**Task to complete:** Repeat all of the material below exactly as written, images excluded.

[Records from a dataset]
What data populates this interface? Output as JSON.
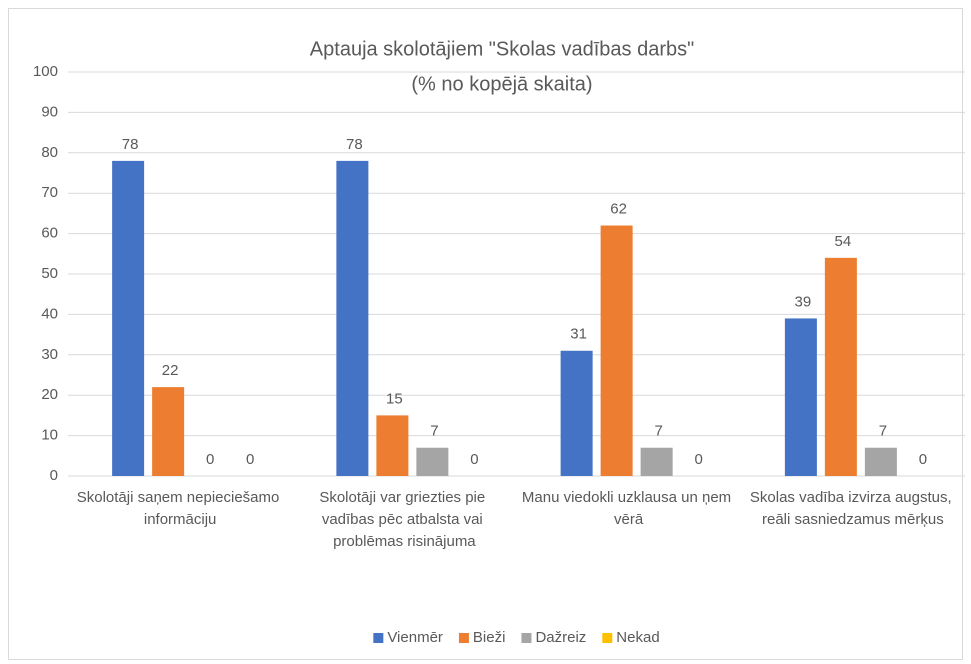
{
  "chart_data": {
    "type": "bar",
    "title": "Aptauja skolotājiem \"Skolas vadības darbs\"",
    "subtitle": "(% no kopējā skaita)",
    "categories": [
      "Skolotāji saņem nepieciešamo informāciju",
      "Skolotāji var griezties pie vadības pēc atbalsta vai problēmas risinājuma",
      "Manu viedokli uzklausa un ņem vērā",
      "Skolas vadība izvirza augstus, reāli sasniedzamus mērķus"
    ],
    "series": [
      {
        "name": "Vienmēr",
        "color": "#4472c4",
        "values": [
          78,
          78,
          31,
          39
        ]
      },
      {
        "name": "Bieži",
        "color": "#ed7d31",
        "values": [
          22,
          15,
          62,
          54
        ]
      },
      {
        "name": "Dažreiz",
        "color": "#a5a5a5",
        "values": [
          0,
          7,
          7,
          7
        ]
      },
      {
        "name": "Nekad",
        "color": "#ffc000",
        "values": [
          0,
          0,
          0,
          0
        ]
      }
    ],
    "ylim": [
      0,
      100
    ],
    "yticks": [
      0,
      10,
      20,
      30,
      40,
      50,
      60,
      70,
      80,
      90,
      100
    ],
    "grid": true,
    "legend": "bottom"
  }
}
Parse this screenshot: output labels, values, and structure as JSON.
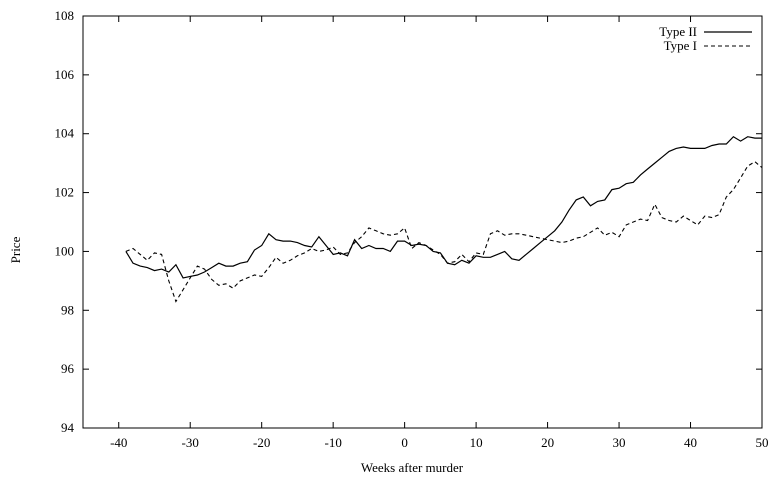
{
  "chart_data": {
    "type": "line",
    "title": "",
    "xlabel": "Weeks after murder",
    "ylabel": "Price",
    "xlim": [
      -45,
      50
    ],
    "ylim": [
      94,
      108
    ],
    "xticks": [
      -40,
      -30,
      -20,
      -10,
      0,
      10,
      20,
      30,
      40,
      50
    ],
    "yticks": [
      94,
      96,
      98,
      100,
      102,
      104,
      106,
      108
    ],
    "grid": false,
    "legend_position": "top-right",
    "series": [
      {
        "name": "Type II",
        "style": "solid",
        "x": [
          -39,
          -38,
          -37,
          -36,
          -35,
          -34,
          -33,
          -32,
          -31,
          -30,
          -29,
          -28,
          -27,
          -26,
          -25,
          -24,
          -23,
          -22,
          -21,
          -20,
          -19,
          -18,
          -17,
          -16,
          -15,
          -14,
          -13,
          -12,
          -11,
          -10,
          -9,
          -8,
          -7,
          -6,
          -5,
          -4,
          -3,
          -2,
          -1,
          0,
          1,
          2,
          3,
          4,
          5,
          6,
          7,
          8,
          9,
          10,
          11,
          12,
          13,
          14,
          15,
          16,
          17,
          18,
          19,
          20,
          21,
          22,
          23,
          24,
          25,
          26,
          27,
          28,
          29,
          30,
          31,
          32,
          33,
          34,
          35,
          36,
          37,
          38,
          39,
          40,
          41,
          42,
          43,
          44,
          45,
          46,
          47,
          48,
          49,
          50
        ],
        "y": [
          100.0,
          99.6,
          99.5,
          99.45,
          99.35,
          99.4,
          99.3,
          99.55,
          99.1,
          99.15,
          99.2,
          99.3,
          99.45,
          99.6,
          99.5,
          99.5,
          99.6,
          99.65,
          100.05,
          100.2,
          100.6,
          100.4,
          100.35,
          100.35,
          100.3,
          100.2,
          100.15,
          100.5,
          100.2,
          99.9,
          99.95,
          99.85,
          100.4,
          100.1,
          100.2,
          100.1,
          100.1,
          100.0,
          100.35,
          100.35,
          100.2,
          100.25,
          100.2,
          100.0,
          99.95,
          99.6,
          99.55,
          99.7,
          99.6,
          99.85,
          99.8,
          99.8,
          99.9,
          100.0,
          99.75,
          99.7,
          99.9,
          100.1,
          100.3,
          100.5,
          100.7,
          101.0,
          101.4,
          101.75,
          101.85,
          101.55,
          101.7,
          101.75,
          102.1,
          102.15,
          102.3,
          102.35,
          102.6,
          102.8,
          103.0,
          103.2,
          103.4,
          103.5,
          103.55,
          103.5,
          103.5,
          103.5,
          103.6,
          103.65,
          103.65,
          103.9,
          103.75,
          103.9,
          103.85,
          103.85
        ]
      },
      {
        "name": "Type I",
        "style": "dashed",
        "x": [
          -39,
          -38,
          -37,
          -36,
          -35,
          -34,
          -33,
          -32,
          -31,
          -30,
          -29,
          -28,
          -27,
          -26,
          -25,
          -24,
          -23,
          -22,
          -21,
          -20,
          -19,
          -18,
          -17,
          -16,
          -15,
          -14,
          -13,
          -12,
          -11,
          -10,
          -9,
          -8,
          -7,
          -6,
          -5,
          -4,
          -3,
          -2,
          -1,
          0,
          1,
          2,
          3,
          4,
          5,
          6,
          7,
          8,
          9,
          10,
          11,
          12,
          13,
          14,
          15,
          16,
          17,
          18,
          19,
          20,
          21,
          22,
          23,
          24,
          25,
          26,
          27,
          28,
          29,
          30,
          31,
          32,
          33,
          34,
          35,
          36,
          37,
          38,
          39,
          40,
          41,
          42,
          43,
          44,
          45,
          46,
          47,
          48,
          49,
          50
        ],
        "y": [
          100.0,
          100.1,
          99.9,
          99.7,
          99.95,
          99.9,
          99.0,
          98.3,
          98.7,
          99.1,
          99.5,
          99.4,
          99.05,
          98.85,
          98.9,
          98.75,
          99.0,
          99.1,
          99.2,
          99.15,
          99.45,
          99.8,
          99.6,
          99.7,
          99.85,
          99.95,
          100.1,
          100.0,
          100.05,
          100.15,
          99.9,
          99.95,
          100.3,
          100.5,
          100.8,
          100.7,
          100.6,
          100.55,
          100.6,
          100.8,
          100.1,
          100.3,
          100.2,
          100.05,
          99.9,
          99.6,
          99.65,
          99.9,
          99.65,
          99.95,
          99.9,
          100.6,
          100.7,
          100.55,
          100.6,
          100.6,
          100.55,
          100.5,
          100.45,
          100.4,
          100.35,
          100.3,
          100.35,
          100.45,
          100.5,
          100.65,
          100.8,
          100.55,
          100.65,
          100.5,
          100.9,
          101.0,
          101.1,
          101.05,
          101.6,
          101.15,
          101.05,
          101.0,
          101.2,
          101.05,
          100.9,
          101.2,
          101.15,
          101.25,
          101.85,
          102.1,
          102.5,
          102.9,
          103.05,
          102.85
        ]
      }
    ]
  }
}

**Exercise answer:**
What data populates this interface? Output as JSON.
{
  "chart_data": {
    "type": "bar",
    "title": "Aptauja skolotājiem \"Skolas vadības darbs\"",
    "subtitle": "(% no kopējā skaita)",
    "categories": [
      "Skolotāji saņem nepieciešamo informāciju",
      "Skolotāji var griezties pie vadības pēc atbalsta vai problēmas risinājuma",
      "Manu viedokli uzklausa un ņem vērā",
      "Skolas vadība izvirza augstus, reāli sasniedzamus mērķus"
    ],
    "series": [
      {
        "name": "Vienmēr",
        "color": "#4472c4",
        "values": [
          78,
          78,
          31,
          39
        ]
      },
      {
        "name": "Bieži",
        "color": "#ed7d31",
        "values": [
          22,
          15,
          62,
          54
        ]
      },
      {
        "name": "Dažreiz",
        "color": "#a5a5a5",
        "values": [
          0,
          7,
          7,
          7
        ]
      },
      {
        "name": "Nekad",
        "color": "#ffc000",
        "values": [
          0,
          0,
          0,
          0
        ]
      }
    ],
    "ylim": [
      0,
      100
    ],
    "yticks": [
      0,
      10,
      20,
      30,
      40,
      50,
      60,
      70,
      80,
      90,
      100
    ],
    "grid": true,
    "legend": "bottom"
  }
}
Parse this screenshot: output labels, values, and structure as JSON.
{
  "chart_data": {
    "type": "line",
    "title": "",
    "xlabel": "Weeks after murder",
    "ylabel": "Price",
    "xlim": [
      -45,
      50
    ],
    "ylim": [
      94,
      108
    ],
    "xticks": [
      -40,
      -30,
      -20,
      -10,
      0,
      10,
      20,
      30,
      40,
      50
    ],
    "yticks": [
      94,
      96,
      98,
      100,
      102,
      104,
      106,
      108
    ],
    "grid": false,
    "legend_position": "top-right",
    "series": [
      {
        "name": "Type II",
        "style": "solid",
        "x": [
          -39,
          -38,
          -37,
          -36,
          -35,
          -34,
          -33,
          -32,
          -31,
          -30,
          -29,
          -28,
          -27,
          -26,
          -25,
          -24,
          -23,
          -22,
          -21,
          -20,
          -19,
          -18,
          -17,
          -16,
          -15,
          -14,
          -13,
          -12,
          -11,
          -10,
          -9,
          -8,
          -7,
          -6,
          -5,
          -4,
          -3,
          -2,
          -1,
          0,
          1,
          2,
          3,
          4,
          5,
          6,
          7,
          8,
          9,
          10,
          11,
          12,
          13,
          14,
          15,
          16,
          17,
          18,
          19,
          20,
          21,
          22,
          23,
          24,
          25,
          26,
          27,
          28,
          29,
          30,
          31,
          32,
          33,
          34,
          35,
          36,
          37,
          38,
          39,
          40,
          41,
          42,
          43,
          44,
          45,
          46,
          47,
          48,
          49,
          50
        ],
        "y": [
          100.0,
          99.6,
          99.5,
          99.45,
          99.35,
          99.4,
          99.3,
          99.55,
          99.1,
          99.15,
          99.2,
          99.3,
          99.45,
          99.6,
          99.5,
          99.5,
          99.6,
          99.65,
          100.05,
          100.2,
          100.6,
          100.4,
          100.35,
          100.35,
          100.3,
          100.2,
          100.15,
          100.5,
          100.2,
          99.9,
          99.95,
          99.85,
          100.4,
          100.1,
          100.2,
          100.1,
          100.1,
          100.0,
          100.35,
          100.35,
          100.2,
          100.25,
          100.2,
          100.0,
          99.95,
          99.6,
          99.55,
          99.7,
          99.6,
          99.85,
          99.8,
          99.8,
          99.9,
          100.0,
          99.75,
          99.7,
          99.9,
          100.1,
          100.3,
          100.5,
          100.7,
          101.0,
          101.4,
          101.75,
          101.85,
          101.55,
          101.7,
          101.75,
          102.1,
          102.15,
          102.3,
          102.35,
          102.6,
          102.8,
          103.0,
          103.2,
          103.4,
          103.5,
          103.55,
          103.5,
          103.5,
          103.5,
          103.6,
          103.65,
          103.65,
          103.9,
          103.75,
          103.9,
          103.85,
          103.85
        ]
      },
      {
        "name": "Type I",
        "style": "dashed",
        "x": [
          -39,
          -38,
          -37,
          -36,
          -35,
          -34,
          -33,
          -32,
          -31,
          -30,
          -29,
          -28,
          -27,
          -26,
          -25,
          -24,
          -23,
          -22,
          -21,
          -20,
          -19,
          -18,
          -17,
          -16,
          -15,
          -14,
          -13,
          -12,
          -11,
          -10,
          -9,
          -8,
          -7,
          -6,
          -5,
          -4,
          -3,
          -2,
          -1,
          0,
          1,
          2,
          3,
          4,
          5,
          6,
          7,
          8,
          9,
          10,
          11,
          12,
          13,
          14,
          15,
          16,
          17,
          18,
          19,
          20,
          21,
          22,
          23,
          24,
          25,
          26,
          27,
          28,
          29,
          30,
          31,
          32,
          33,
          34,
          35,
          36,
          37,
          38,
          39,
          40,
          41,
          42,
          43,
          44,
          45,
          46,
          47,
          48,
          49,
          50
        ],
        "y": [
          100.0,
          100.1,
          99.9,
          99.7,
          99.95,
          99.9,
          99.0,
          98.3,
          98.7,
          99.1,
          99.5,
          99.4,
          99.05,
          98.85,
          98.9,
          98.75,
          99.0,
          99.1,
          99.2,
          99.15,
          99.45,
          99.8,
          99.6,
          99.7,
          99.85,
          99.95,
          100.1,
          100.0,
          100.05,
          100.15,
          99.9,
          99.95,
          100.3,
          100.5,
          100.8,
          100.7,
          100.6,
          100.55,
          100.6,
          100.8,
          100.1,
          100.3,
          100.2,
          100.05,
          99.9,
          99.6,
          99.65,
          99.9,
          99.65,
          99.95,
          99.9,
          100.6,
          100.7,
          100.55,
          100.6,
          100.6,
          100.55,
          100.5,
          100.45,
          100.4,
          100.35,
          100.3,
          100.35,
          100.45,
          100.5,
          100.65,
          100.8,
          100.55,
          100.65,
          100.5,
          100.9,
          101.0,
          101.1,
          101.05,
          101.6,
          101.15,
          101.05,
          101.0,
          101.2,
          101.05,
          100.9,
          101.2,
          101.15,
          101.25,
          101.85,
          102.1,
          102.5,
          102.9,
          103.05,
          102.85
        ]
      }
    ]
  }
}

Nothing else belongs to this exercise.